Collection entries:
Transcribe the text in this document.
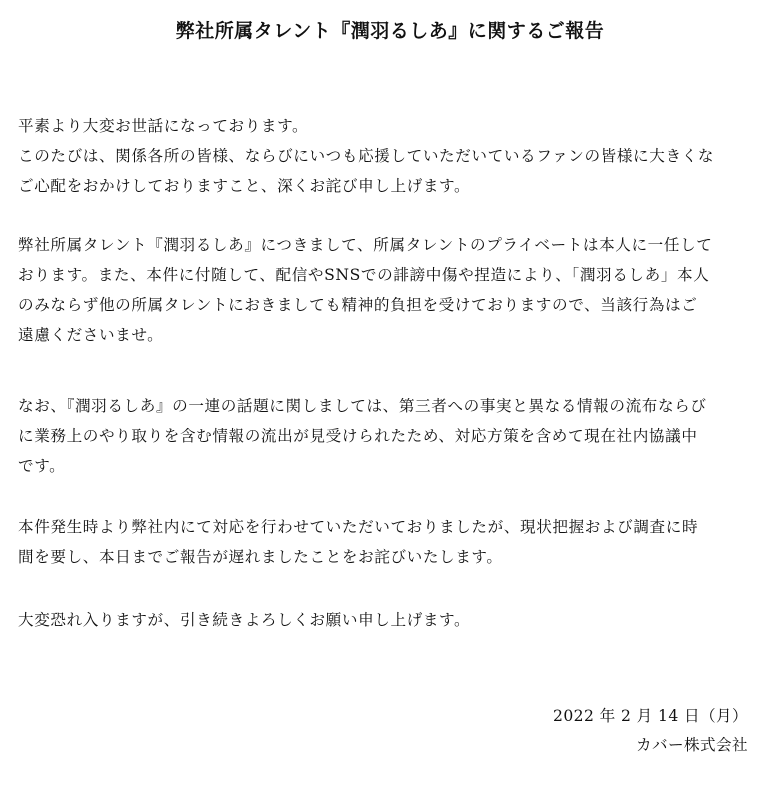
弊社所属タレント『潤羽るしあ』に関するご報告
平素より大変お世話になっております。
このたびは、関係各所の皆様、ならびにいつも応援していただいているファンの皆様に大きくな
ご心配をおかけしておりますこと、深くお詫び申し上げます。
弊社所属タレント『潤羽るしあ』につきまして、所属タレントのプライベートは本人に一任して
おります。また、本件に付随して、配信やSNSでの誹謗中傷や捏造により、「潤羽るしあ」本人
のみならず他の所属タレントにおきましても精神的負担を受けておりますので、当該行為はご
遠慮くださいませ。
なお、『潤羽るしあ』の一連の話題に関しましては、第三者への事実と異なる情報の流布ならび
に業務上のやり取りを含む情報の流出が見受けられたため、対応方策を含めて現在社内協議中
です。
本件発生時より弊社内にて対応を行わせていただいておりましたが、現状把握および調査に時
間を要し、本日までご報告が遅れましたことをお詫びいたします。
大変恐れ入りますが、引き続きよろしくお願い申し上げます。
2022 年 2 月 14 日（月）
カバー株式会社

TASK OBJECTIVE: Transcribe the complete set of entries verbatim. No pictures belong in the copy.

THE SOLUTION:
Transcribe the text in this document.
弊社所属タレント『潤羽るしあ』に関するご報告
平素より大変お世話になっております。
このたびは、関係各所の皆様、ならびにいつも応援していただいているファンの皆様に大きくな
ご心配をおかけしておりますこと、深くお詫び申し上げます。
弊社所属タレント『潤羽るしあ』につきまして、所属タレントのプライベートは本人に一任して
おります。また、本件に付随して、配信やSNSでの誹謗中傷や捏造により、「潤羽るしあ」本人
のみならず他の所属タレントにおきましても精神的負担を受けておりますので、当該行為はご
遠慮くださいませ。
なお、『潤羽るしあ』の一連の話題に関しましては、第三者への事実と異なる情報の流布ならび
に業務上のやり取りを含む情報の流出が見受けられたため、対応方策を含めて現在社内協議中
です。
本件発生時より弊社内にて対応を行わせていただいておりましたが、現状把握および調査に時
間を要し、本日までご報告が遅れましたことをお詫びいたします。
大変恐れ入りますが、引き続きよろしくお願い申し上げます。
2022 年 2 月 14 日（月）
カバー株式会社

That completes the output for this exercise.